**PROBLEM DESCRIPTION**
Copy out each line of the data holding "Cases".

-------- DATA PROVIDED --------

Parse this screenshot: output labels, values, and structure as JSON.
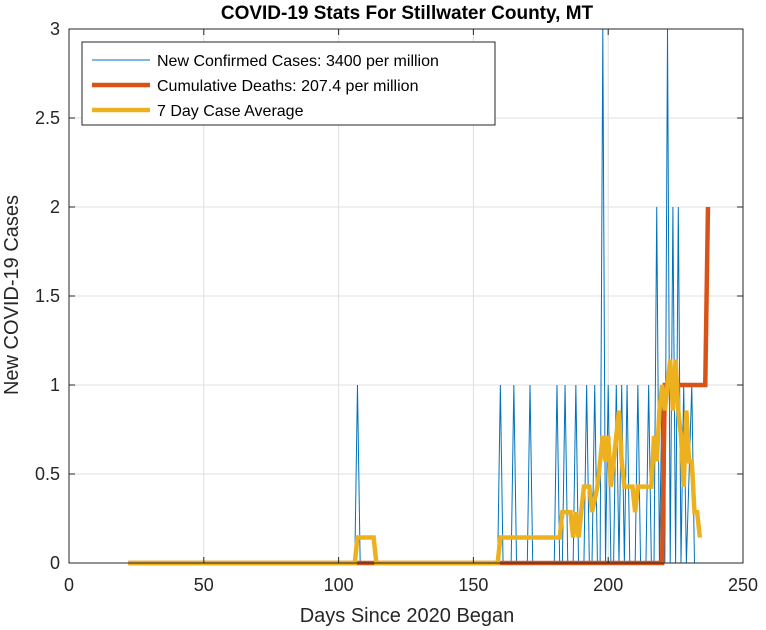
{
  "chart_data": {
    "type": "line",
    "title": "COVID-19 Stats For Stillwater County, MT",
    "xlabel": "Days Since 2020 Began",
    "ylabel": "New COVID-19 Cases",
    "xlim": [
      0,
      250
    ],
    "ylim": [
      0,
      3
    ],
    "xticks": [
      0,
      50,
      100,
      150,
      200,
      250
    ],
    "yticks": [
      0,
      0.5,
      1,
      1.5,
      2,
      2.5,
      3
    ],
    "xtick_labels": [
      "0",
      "50",
      "100",
      "150",
      "200",
      "250"
    ],
    "ytick_labels": [
      "0",
      "0.5",
      "1",
      "1.5",
      "2",
      "2.5",
      "3"
    ],
    "grid": true,
    "legend_position": "top-left",
    "series": [
      {
        "name": "New Confirmed Cases: 3400 per million",
        "color": "#0072BD",
        "style": "thin",
        "points": [
          [
            22,
            0
          ],
          [
            106,
            0
          ],
          [
            107,
            1
          ],
          [
            108,
            0
          ],
          [
            159,
            0
          ],
          [
            160,
            1
          ],
          [
            161,
            0
          ],
          [
            164,
            0
          ],
          [
            165,
            1
          ],
          [
            166,
            0
          ],
          [
            170,
            0
          ],
          [
            171,
            1
          ],
          [
            172,
            0
          ],
          [
            180,
            0
          ],
          [
            181,
            1
          ],
          [
            182,
            0
          ],
          [
            183,
            0
          ],
          [
            184,
            1
          ],
          [
            185,
            0
          ],
          [
            187,
            0
          ],
          [
            188,
            1
          ],
          [
            189,
            0
          ],
          [
            191,
            0
          ],
          [
            192,
            1
          ],
          [
            193,
            0
          ],
          [
            194,
            0
          ],
          [
            195,
            1
          ],
          [
            196,
            0
          ],
          [
            197,
            0
          ],
          [
            198,
            3
          ],
          [
            199,
            0
          ],
          [
            200,
            1
          ],
          [
            201,
            0
          ],
          [
            202,
            0
          ],
          [
            203,
            1
          ],
          [
            204,
            0
          ],
          [
            205,
            1
          ],
          [
            206,
            0
          ],
          [
            207,
            1
          ],
          [
            208,
            0
          ],
          [
            210,
            0
          ],
          [
            211,
            1
          ],
          [
            212,
            0
          ],
          [
            214,
            0
          ],
          [
            215,
            1
          ],
          [
            216,
            0
          ],
          [
            217,
            0
          ],
          [
            218,
            2
          ],
          [
            219,
            0
          ],
          [
            220,
            1
          ],
          [
            221,
            0
          ],
          [
            222,
            3
          ],
          [
            223,
            0
          ],
          [
            224,
            2
          ],
          [
            225,
            0
          ],
          [
            226,
            2
          ],
          [
            227,
            0
          ],
          [
            228,
            1
          ],
          [
            229,
            0
          ],
          [
            231,
            1
          ],
          [
            232,
            0
          ],
          [
            238,
            0
          ]
        ]
      },
      {
        "name": "Cumulative Deaths: 207.4 per million",
        "color": "#D95319",
        "style": "thick",
        "points": [
          [
            22,
            0
          ],
          [
            220,
            0
          ],
          [
            221,
            1
          ],
          [
            236,
            1
          ],
          [
            237,
            2
          ]
        ]
      },
      {
        "name": "7 Day Case Average",
        "color": "#EDB120",
        "style": "thick",
        "points": [
          [
            22,
            0
          ],
          [
            106,
            0
          ],
          [
            107,
            0.143
          ],
          [
            113,
            0.143
          ],
          [
            114,
            0
          ],
          [
            159,
            0
          ],
          [
            160,
            0.143
          ],
          [
            182,
            0.143
          ],
          [
            183,
            0.286
          ],
          [
            186,
            0.286
          ],
          [
            187,
            0.143
          ],
          [
            188,
            0.286
          ],
          [
            189,
            0.143
          ],
          [
            190,
            0.286
          ],
          [
            191,
            0.429
          ],
          [
            193,
            0.429
          ],
          [
            194,
            0.286
          ],
          [
            196,
            0.429
          ],
          [
            197,
            0.571
          ],
          [
            198,
            0.714
          ],
          [
            199,
            0.571
          ],
          [
            200,
            0.714
          ],
          [
            201,
            0.429
          ],
          [
            202,
            0.571
          ],
          [
            203,
            0.714
          ],
          [
            204,
            0.857
          ],
          [
            205,
            0.571
          ],
          [
            206,
            0.429
          ],
          [
            209,
            0.429
          ],
          [
            210,
            0.286
          ],
          [
            211,
            0.429
          ],
          [
            216,
            0.429
          ],
          [
            217,
            0.714
          ],
          [
            218,
            0.571
          ],
          [
            219,
            0.857
          ],
          [
            220,
            1.0
          ],
          [
            221,
            0.857
          ],
          [
            222,
            1.0
          ],
          [
            223,
            1.143
          ],
          [
            224,
            0.857
          ],
          [
            225,
            1.143
          ],
          [
            226,
            0.857
          ],
          [
            227,
            0.714
          ],
          [
            228,
            0.429
          ],
          [
            229,
            0.857
          ],
          [
            230,
            0.571
          ],
          [
            231,
            0.571
          ],
          [
            232,
            0.286
          ],
          [
            233,
            0.286
          ],
          [
            234,
            0.143
          ]
        ]
      }
    ]
  }
}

--------

**RESULT OF THE TASK**
    "ylabel": "New COVID-19 Cases",
        "name": "New Confirmed Cases: 3400 per million",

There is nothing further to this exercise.